*** Getoonde tekst

Joden weten zich spil in werelddrama
Toen hij vrijdag de bijlage van de Jerusalem Post las, aan de vooravond van de joodse sabbat, troffen dr. ir. J. van der Graaf twee bijdragen, die hij samenvat onder het trefwoord ”werelddrama”.
Anat Berko, lid van een Midden-Oostenforum, schreef een Engelstalig boek met de titel ”De weg naar het paradijs”. Daarin beschrijft ze de religieuze achtergrond van de zelfmoordaanslagen. Ze stelt vooral ook de vraag aan de orde waarom islamitische vrouwen zich tot dat moorddadige werk geroepen voelen.De auteur baseerde haar gegevens op gesprekken met Palestijnse vrouwen wier aanslagen waren mislukt en die nu gevangenzitten. Het martelaarschap heeft diep wortel geschoten in de islam en wordt verheerlijkt als een onvergelijkbaar bewijs van ware en totale toewijding. Halverwege de jaren negentig verhief Hamas de zelfmoordaanslagen tot het niveau van martelaarschap. Voor die aanslagen worden geen zwakke, labiele figuren aangetrokken, maar zelfbewuste personen. De nieuwe martelaren worden gesterkt door de belofte van eeuwig leven in het paradijs, waar alles wat op aarde verboden was hun wordt toegestaan: „Zoals algemeen bekend fantaseren de mannen over de 72 ”eeuwige maagden” met een doorschijnende huid en zwarte ogen.” Het bloed van de aanslagplegers is een teken van eer, een bewijs van opoffering voor de goede zaak.
Maar de vrouwen dan? Voor zelfbewuste vrouwen vormen de zelfmoordaanslagen een middel tot emancipatie. Ze bieden hun een gebaande weg naar gelijkheid in martelaarschap met de mannen. Een moeder zei over haar dochter: „Ik zou blij geweest zijn als mijn dochter Ariël Sharon had vermoord. Zelfs als ze twee of drie Israëli’s zou doden zou ik zeer gelukkig zijn.” Zij die falen in een beraamde aanlag ondergaan dan ook een schok als ze zich terugvinden in een gevangenis in plaats van in het paradijs. Want ook de vrouwen die aanslagen plegen, hebben hun fantasie, namelijk dat ze in het paradijs zelf hun echtenoot kunnen kiezen en ontdaan zullen zijn van alle beperkingen die hun door mannen in het ondermaanse worden opgelegd. Joden moeten bloeden voor de realisering van dat eeuwige geluk.

******
*** Aangeleverde gegevens

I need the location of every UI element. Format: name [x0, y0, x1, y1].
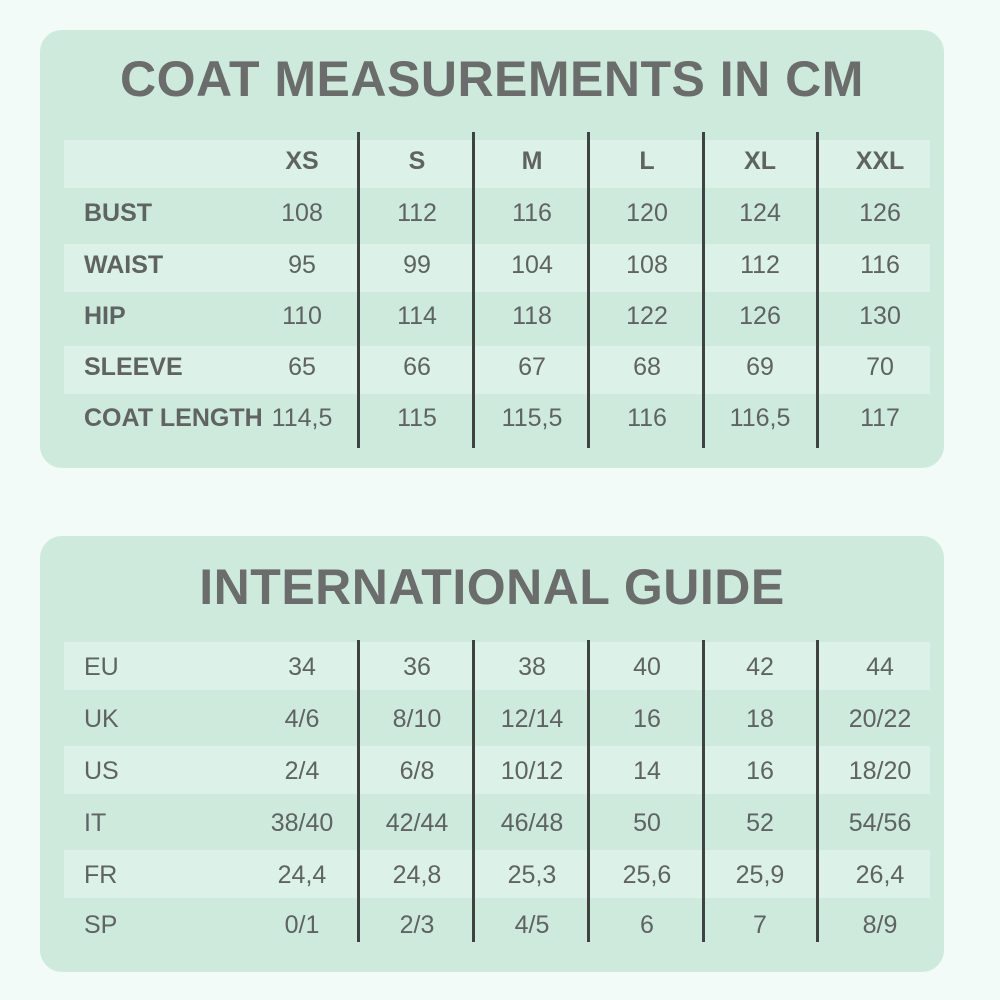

******

» **Opdracht 1**
Ga na of de volgende uitspraken overeenkomen met de tekst over de zelfmoordaanslagen. Antwoord per uitspraak met ja of nee en citeer letterlijk de woorden uit de tekst die de doorslag geven.
(a) Anat Berko baseerde haar gegevens op gesprekken met Palestijnse vrouwen wier aanslagen mislukt waren.
(b) Voor de aanslagen worden vooral zwakke, labiele figuren aangetrokken.
(c) Hamas verhief de zelfmoordaanslagen halverwege de jaren tachtig tot het niveau van martelaarschap.
» **Opdracht 2**
Geef het vervolg van de tekst over de zelfmoordaanslagen, aansluitend op de laatste zin ervan.
De lijst is hier niet nodig.

» **Antwoord 1**
(a) Ja: „De auteur baseerde haar gegevens op gesprekken met Palestijnse vrouwen wier aanslagen waren mislukt en die nu gevangenzitten.”
(b) Nee: „Voor die aanslagen worden geen zwakke, labiele figuren aangetrokken, maar zelfbewuste personen.”
(c) Nee: „Halverwege de jaren negentig verhief Hamas de zelfmoordaanslagen tot het niveau van martelaarschap.”

» **Antwoord 2**
Joods zelfverstaan
Het Joodse zelfverstaan is van gans andere orde. ”Waarom werden we uitverkoren?” kopt een artikel van de opperrabbijn van Efrat. Het volk werd niet verkoren, zegt de rabbi, vanwege de deugden van het volk in het verleden. Veertig dagen na de openbaring op de Sinaï danste het volk om het gouden kalf. Het werd ook niet verkoren omdat het het geringste is onder de volkeren. Nee, God Zelf is in het geding. De profeten hebben de macht en ontzagwekkendheid van God betuigd, maar zich ook telkens afgevraagd waaruit die macht bleek, bijvoorbeeld als heidenen de tempel verwoestten of als het volk werd onderworpen door vreemde volkeren. Maar Jesaja spreekt over God het diepe woord: „Ik formeer het licht en schep de duisternis; Ik maak de vrede en schep het kwaad. Ik, de Heere, doe al deze dingen” (45:7).
Israël werd geroepen het monotheïsme uit te dragen in de wereld. Het heeft te getuigen tegen mensen die verwerpen wat God wil. De wetteloosheid van de mensheid komt wel heel dramatisch aan het licht als despoten -van de Egyptische farao af tot Hitler en de radicale wahabi-islam toe- zich verzetten tegen de ethiek van dit monotheïsme, als ze macht stellen tegenover recht, als ze de wereld regeren met brute kracht en niet met liefde en moraliteit. En dan volgt de kernzin: Israël heeft in dit drama een spilfunctie. Maar: „Het loutere overleven van Israël, ondanks de Egyptische slavernij en de grote brand van de Holocaust, en ondanks het feit dat we de kleinste en zwakste van alle naties zijn (inderdaad: bijna 2000 jaar waren we volkomen stateloos), maakt ons tot Gods getuigen, betuigende dat Hij nochtans een God van liefde en moraliteit is. Dat is Gods macht, dat is Gods ontzagwekkendheid, en dat is de bron van onze grote troost.”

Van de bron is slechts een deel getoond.